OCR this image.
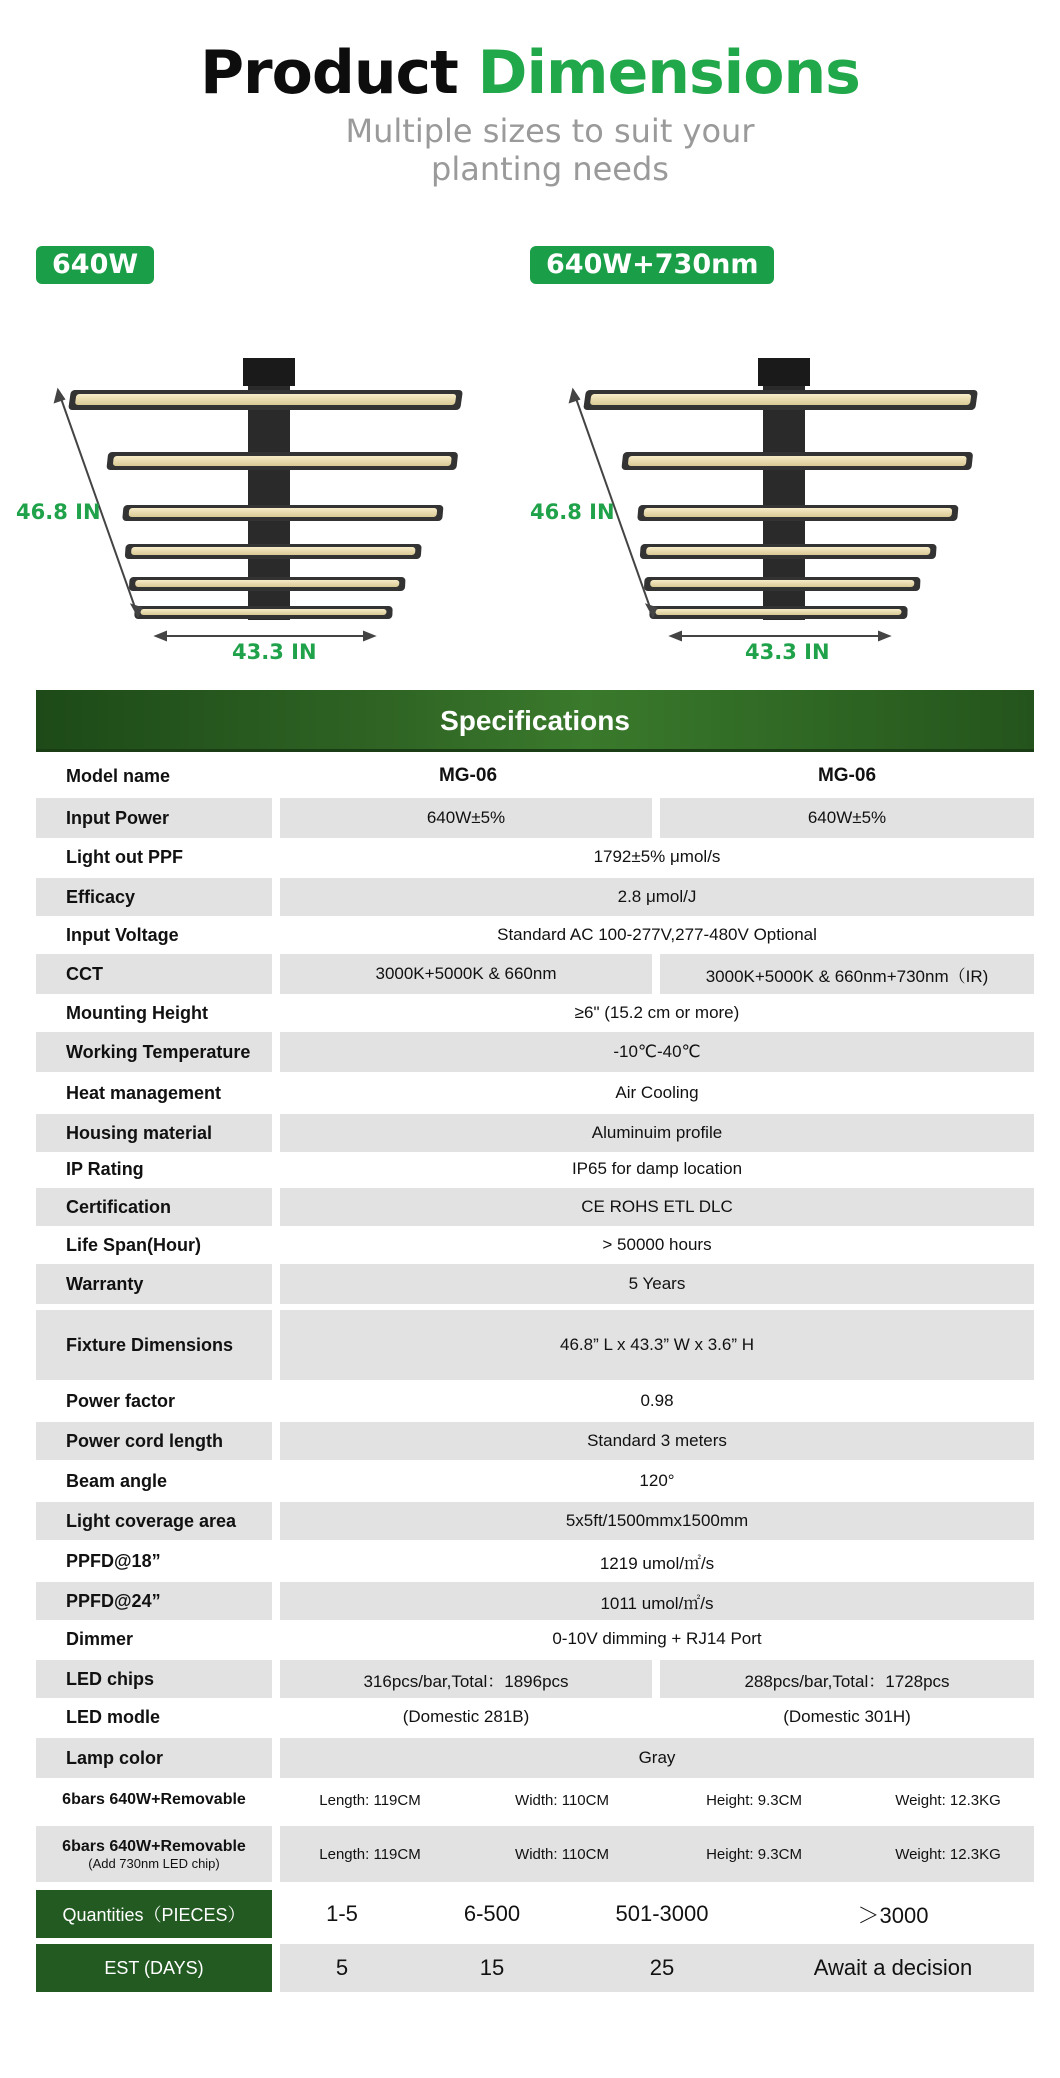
Product Dimensions
Multiple sizes to suit your
planting needs
640W	640W+730nm
46.8 IN
43.3 IN
46.8 IN
43.3 IN
Specifications
Model name	MG-06	MG-06
Input Power	640W±5%	640W±5%
Light out PPF	1792±5% μmol/s
Efficacy	2.8 μmol/J
Input Voltage	Standard AC 100-277V,277-480V Optional
CCT	3000K+5000K & 660nm	3000K+5000K & 660nm+730nm（IR)
Mounting Height	≥6" (15.2 cm or more)
Working Temperature	-10℃-40℃
Heat management	Air Cooling
Housing material	Aluminuim profile
IP Rating	IP65 for damp location
Certification	CE ROHS ETL DLC
Life Span(Hour)	> 50000 hours
Warranty	5 Years
Fixture Dimensions	46.8” L x 43.3” W x 3.6” H
Power factor	0.98
Power cord length	Standard 3 meters
Beam angle	120°
Light coverage area	5x5ft/1500mmx1500mm
PPFD@18”	1219 umol/㎡/s
PPFD@24”	1011 umol/㎡/s
Dimmer	0-10V dimming + RJ14 Port
LED chips	316pcs/bar,Total：1896pcs	288pcs/bar,Total：1728pcs
LED modle	(Domestic 281B)	(Domestic 301H)
Lamp color	Gray
6bars 640W+Removable	Length: 119CM	Width: 110CM	Height: 9.3CM	Weight: 12.3KG
6bars 640W+Removable
(Add 730nm LED chip)
Length: 119CM	Width: 110CM	Height: 9.3CM	Weight: 12.3KG
Quantities（PIECES）	1-5	6-500	501-3000	＞3000
EST (DAYS)	5	15	25	Await a decision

WRITTEN REQUEST: Pictures are excluded; repeat every record exactly.

TASK ANSWER:
OCR this image.
Product Dimensions
Multiple sizes to suit your
planting needs
640W	640W+730nm
46.8 IN
43.3 IN
46.8 IN
43.3 IN
Specifications
Model name	MG-06	MG-06
Input Power	640W±5%	640W±5%
Light out PPF	1792±5% μmol/s
Efficacy	2.8 μmol/J
Input Voltage	Standard AC 100-277V,277-480V Optional
CCT	3000K+5000K & 660nm	3000K+5000K & 660nm+730nm（IR)
Mounting Height	≥6" (15.2 cm or more)
Working Temperature	-10℃-40℃
Heat management	Air Cooling
Housing material	Aluminuim profile
IP Rating	IP65 for damp location
Certification	CE ROHS ETL DLC
Life Span(Hour)	> 50000 hours
Warranty	5 Years
Fixture Dimensions	46.8” L x 43.3” W x 3.6” H
Power factor	0.98
Power cord length	Standard 3 meters
Beam angle	120°
Light coverage area	5x5ft/1500mmx1500mm
PPFD@18”	1219 umol/㎡/s
PPFD@24”	1011 umol/㎡/s
Dimmer	0-10V dimming + RJ14 Port
LED chips	316pcs/bar,Total：1896pcs	288pcs/bar,Total：1728pcs
LED modle	(Domestic 281B)	(Domestic 301H)
Lamp color	Gray
6bars 640W+Removable	Length: 119CM	Width: 110CM	Height: 9.3CM	Weight: 12.3KG
6bars 640W+Removable
(Add 730nm LED chip)
Length: 119CM	Width: 110CM	Height: 9.3CM	Weight: 12.3KG
Quantities（PIECES）	1-5	6-500	501-3000	＞3000
EST (DAYS)	5	15	25	Await a decision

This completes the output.